— start of Data to process —

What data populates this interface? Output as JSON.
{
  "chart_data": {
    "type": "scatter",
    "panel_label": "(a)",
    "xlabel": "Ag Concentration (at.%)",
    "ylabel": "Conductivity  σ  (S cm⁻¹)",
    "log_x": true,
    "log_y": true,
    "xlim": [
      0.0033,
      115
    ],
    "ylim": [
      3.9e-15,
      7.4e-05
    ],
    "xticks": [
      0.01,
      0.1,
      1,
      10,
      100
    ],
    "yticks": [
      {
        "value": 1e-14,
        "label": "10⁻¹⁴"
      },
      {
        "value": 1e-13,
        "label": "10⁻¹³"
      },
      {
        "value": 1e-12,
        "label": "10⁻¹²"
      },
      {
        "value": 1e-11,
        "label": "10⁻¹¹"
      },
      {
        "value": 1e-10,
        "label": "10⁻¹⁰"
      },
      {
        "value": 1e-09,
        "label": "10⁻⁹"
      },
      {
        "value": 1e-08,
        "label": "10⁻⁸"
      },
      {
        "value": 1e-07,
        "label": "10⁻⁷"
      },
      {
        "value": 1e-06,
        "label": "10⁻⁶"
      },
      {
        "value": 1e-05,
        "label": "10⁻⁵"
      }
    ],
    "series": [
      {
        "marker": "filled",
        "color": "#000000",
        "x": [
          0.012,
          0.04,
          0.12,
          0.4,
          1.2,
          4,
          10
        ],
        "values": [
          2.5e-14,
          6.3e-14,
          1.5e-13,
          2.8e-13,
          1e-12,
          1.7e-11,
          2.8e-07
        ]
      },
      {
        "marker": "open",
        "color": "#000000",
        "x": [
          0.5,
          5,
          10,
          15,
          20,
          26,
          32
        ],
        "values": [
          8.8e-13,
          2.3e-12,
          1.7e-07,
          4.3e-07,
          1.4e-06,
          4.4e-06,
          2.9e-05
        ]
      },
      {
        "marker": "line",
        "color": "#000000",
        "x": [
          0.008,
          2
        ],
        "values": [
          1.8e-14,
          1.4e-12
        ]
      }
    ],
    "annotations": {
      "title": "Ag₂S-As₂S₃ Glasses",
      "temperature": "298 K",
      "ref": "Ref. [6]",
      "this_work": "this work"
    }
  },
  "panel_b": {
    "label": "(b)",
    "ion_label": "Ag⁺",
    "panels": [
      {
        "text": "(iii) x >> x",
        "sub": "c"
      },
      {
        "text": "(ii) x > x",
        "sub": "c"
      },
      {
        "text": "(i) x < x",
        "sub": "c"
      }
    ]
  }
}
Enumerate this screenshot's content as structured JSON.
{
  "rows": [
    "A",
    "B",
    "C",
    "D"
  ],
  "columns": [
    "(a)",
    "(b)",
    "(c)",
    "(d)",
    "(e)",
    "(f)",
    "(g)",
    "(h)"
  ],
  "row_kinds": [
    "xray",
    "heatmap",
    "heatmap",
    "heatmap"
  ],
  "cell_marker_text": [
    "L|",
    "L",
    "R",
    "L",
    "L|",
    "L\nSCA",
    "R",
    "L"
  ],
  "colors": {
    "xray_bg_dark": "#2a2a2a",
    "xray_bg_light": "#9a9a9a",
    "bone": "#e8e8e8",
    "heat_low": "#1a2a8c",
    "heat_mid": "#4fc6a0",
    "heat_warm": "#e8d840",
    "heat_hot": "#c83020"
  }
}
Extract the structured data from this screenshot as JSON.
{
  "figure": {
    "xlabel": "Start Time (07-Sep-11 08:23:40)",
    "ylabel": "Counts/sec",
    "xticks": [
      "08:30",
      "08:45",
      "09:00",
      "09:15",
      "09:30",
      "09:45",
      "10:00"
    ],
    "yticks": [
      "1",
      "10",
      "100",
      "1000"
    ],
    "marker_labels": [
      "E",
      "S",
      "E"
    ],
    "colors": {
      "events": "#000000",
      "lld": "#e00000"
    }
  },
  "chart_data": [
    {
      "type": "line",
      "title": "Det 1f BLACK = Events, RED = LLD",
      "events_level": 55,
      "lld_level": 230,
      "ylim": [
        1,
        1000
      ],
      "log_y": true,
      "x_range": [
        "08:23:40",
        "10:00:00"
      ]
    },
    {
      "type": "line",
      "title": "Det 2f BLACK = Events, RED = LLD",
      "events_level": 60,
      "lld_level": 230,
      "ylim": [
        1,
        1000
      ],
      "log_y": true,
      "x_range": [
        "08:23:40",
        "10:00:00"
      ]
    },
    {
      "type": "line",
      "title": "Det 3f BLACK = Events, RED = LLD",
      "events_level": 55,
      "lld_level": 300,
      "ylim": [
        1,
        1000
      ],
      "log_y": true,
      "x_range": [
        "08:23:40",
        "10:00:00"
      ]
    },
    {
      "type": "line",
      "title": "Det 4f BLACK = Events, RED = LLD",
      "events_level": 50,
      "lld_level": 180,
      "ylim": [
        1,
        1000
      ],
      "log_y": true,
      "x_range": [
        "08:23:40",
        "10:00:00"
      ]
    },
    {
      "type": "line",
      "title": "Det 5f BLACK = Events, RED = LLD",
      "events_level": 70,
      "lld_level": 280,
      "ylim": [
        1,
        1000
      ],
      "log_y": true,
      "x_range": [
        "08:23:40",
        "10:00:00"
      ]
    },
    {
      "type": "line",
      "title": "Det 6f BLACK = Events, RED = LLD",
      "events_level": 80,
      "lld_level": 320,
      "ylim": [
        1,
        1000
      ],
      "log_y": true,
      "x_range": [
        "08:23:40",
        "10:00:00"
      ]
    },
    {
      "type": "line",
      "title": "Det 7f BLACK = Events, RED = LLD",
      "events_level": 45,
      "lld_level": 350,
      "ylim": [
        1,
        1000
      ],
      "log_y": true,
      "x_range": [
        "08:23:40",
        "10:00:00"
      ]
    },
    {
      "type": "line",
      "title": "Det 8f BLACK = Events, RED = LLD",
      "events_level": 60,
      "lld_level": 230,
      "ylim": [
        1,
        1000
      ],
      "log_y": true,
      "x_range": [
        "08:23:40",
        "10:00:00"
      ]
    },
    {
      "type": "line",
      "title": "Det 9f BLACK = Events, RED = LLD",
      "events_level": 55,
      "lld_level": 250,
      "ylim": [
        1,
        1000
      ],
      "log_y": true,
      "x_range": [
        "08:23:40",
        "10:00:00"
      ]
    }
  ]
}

— end of Data to process —

▶ [Given task]:
Using the listing above, reproduce each line without omission.

▶ [Answer to this problem]:
What data populates this interface? Output as JSON.
{
  "chart_data": {
    "type": "scatter",
    "panel_label": "(a)",
    "xlabel": "Ag Concentration (at.%)",
    "ylabel": "Conductivity  σ  (S cm⁻¹)",
    "log_x": true,
    "log_y": true,
    "xlim": [
      0.0033,
      115
    ],
    "ylim": [
      3.9e-15,
      7.4e-05
    ],
    "xticks": [
      0.01,
      0.1,
      1,
      10,
      100
    ],
    "yticks": [
      {
        "value": 1e-14,
        "label": "10⁻¹⁴"
      },
      {
        "value": 1e-13,
        "label": "10⁻¹³"
      },
      {
        "value": 1e-12,
        "label": "10⁻¹²"
      },
      {
        "value": 1e-11,
        "label": "10⁻¹¹"
      },
      {
        "value": 1e-10,
        "label": "10⁻¹⁰"
      },
      {
        "value": 1e-09,
        "label": "10⁻⁹"
      },
      {
        "value": 1e-08,
        "label": "10⁻⁸"
      },
      {
        "value": 1e-07,
        "label": "10⁻⁷"
      },
      {
        "value": 1e-06,
        "label": "10⁻⁶"
      },
      {
        "value": 1e-05,
        "label": "10⁻⁵"
      }
    ],
    "series": [
      {
        "marker": "filled",
        "color": "#000000",
        "x": [
          0.012,
          0.04,
          0.12,
          0.4,
          1.2,
          4,
          10
        ],
        "values": [
          2.5e-14,
          6.3e-14,
          1.5e-13,
          2.8e-13,
          1e-12,
          1.7e-11,
          2.8e-07
        ]
      },
      {
        "marker": "open",
        "color": "#000000",
        "x": [
          0.5,
          5,
          10,
          15,
          20,
          26,
          32
        ],
        "values": [
          8.8e-13,
          2.3e-12,
          1.7e-07,
          4.3e-07,
          1.4e-06,
          4.4e-06,
          2.9e-05
        ]
      },
      {
        "marker": "line",
        "color": "#000000",
        "x": [
          0.008,
          2
        ],
        "values": [
          1.8e-14,
          1.4e-12
        ]
      }
    ],
    "annotations": {
      "title": "Ag₂S-As₂S₃ Glasses",
      "temperature": "298 K",
      "ref": "Ref. [6]",
      "this_work": "this work"
    }
  },
  "panel_b": {
    "label": "(b)",
    "ion_label": "Ag⁺",
    "panels": [
      {
        "text": "(iii) x >> x",
        "sub": "c"
      },
      {
        "text": "(ii) x > x",
        "sub": "c"
      },
      {
        "text": "(i) x < x",
        "sub": "c"
      }
    ]
  }
}
Enumerate this screenshot's content as structured JSON.
{
  "rows": [
    "A",
    "B",
    "C",
    "D"
  ],
  "columns": [
    "(a)",
    "(b)",
    "(c)",
    "(d)",
    "(e)",
    "(f)",
    "(g)",
    "(h)"
  ],
  "row_kinds": [
    "xray",
    "heatmap",
    "heatmap",
    "heatmap"
  ],
  "cell_marker_text": [
    "L|",
    "L",
    "R",
    "L",
    "L|",
    "L\nSCA",
    "R",
    "L"
  ],
  "colors": {
    "xray_bg_dark": "#2a2a2a",
    "xray_bg_light": "#9a9a9a",
    "bone": "#e8e8e8",
    "heat_low": "#1a2a8c",
    "heat_mid": "#4fc6a0",
    "heat_warm": "#e8d840",
    "heat_hot": "#c83020"
  }
}
Extract the structured data from this screenshot as JSON.
{
  "figure": {
    "xlabel": "Start Time (07-Sep-11 08:23:40)",
    "ylabel": "Counts/sec",
    "xticks": [
      "08:30",
      "08:45",
      "09:00",
      "09:15",
      "09:30",
      "09:45",
      "10:00"
    ],
    "yticks": [
      "1",
      "10",
      "100",
      "1000"
    ],
    "marker_labels": [
      "E",
      "S",
      "E"
    ],
    "colors": {
      "events": "#000000",
      "lld": "#e00000"
    }
  },
  "chart_data": [
    {
      "type": "line",
      "title": "Det 1f BLACK = Events, RED = LLD",
      "events_level": 55,
      "lld_level": 230,
      "ylim": [
        1,
        1000
      ],
      "log_y": true,
      "x_range": [
        "08:23:40",
        "10:00:00"
      ]
    },
    {
      "type": "line",
      "title": "Det 2f BLACK = Events, RED = LLD",
      "events_level": 60,
      "lld_level": 230,
      "ylim": [
        1,
        1000
      ],
      "log_y": true,
      "x_range": [
        "08:23:40",
        "10:00:00"
      ]
    },
    {
      "type": "line",
      "title": "Det 3f BLACK = Events, RED = LLD",
      "events_level": 55,
      "lld_level": 300,
      "ylim": [
        1,
        1000
      ],
      "log_y": true,
      "x_range": [
        "08:23:40",
        "10:00:00"
      ]
    },
    {
      "type": "line",
      "title": "Det 4f BLACK = Events, RED = LLD",
      "events_level": 50,
      "lld_level": 180,
      "ylim": [
        1,
        1000
      ],
      "log_y": true,
      "x_range": [
        "08:23:40",
        "10:00:00"
      ]
    },
    {
      "type": "line",
      "title": "Det 5f BLACK = Events, RED = LLD",
      "events_level": 70,
      "lld_level": 280,
      "ylim": [
        1,
        1000
      ],
      "log_y": true,
      "x_range": [
        "08:23:40",
        "10:00:00"
      ]
    },
    {
      "type": "line",
      "title": "Det 6f BLACK = Events, RED = LLD",
      "events_level": 80,
      "lld_level": 320,
      "ylim": [
        1,
        1000
      ],
      "log_y": true,
      "x_range": [
        "08:23:40",
        "10:00:00"
      ]
    },
    {
      "type": "line",
      "title": "Det 7f BLACK = Events, RED = LLD",
      "events_level": 45,
      "lld_level": 350,
      "ylim": [
        1,
        1000
      ],
      "log_y": true,
      "x_range": [
        "08:23:40",
        "10:00:00"
      ]
    },
    {
      "type": "line",
      "title": "Det 8f BLACK = Events, RED = LLD",
      "events_level": 60,
      "lld_level": 230,
      "ylim": [
        1,
        1000
      ],
      "log_y": true,
      "x_range": [
        "08:23:40",
        "10:00:00"
      ]
    },
    {
      "type": "line",
      "title": "Det 9f BLACK = Events, RED = LLD",
      "events_level": 55,
      "lld_level": 250,
      "ylim": [
        1,
        1000
      ],
      "log_y": true,
      "x_range": [
        "08:23:40",
        "10:00:00"
      ]
    }
  ]
}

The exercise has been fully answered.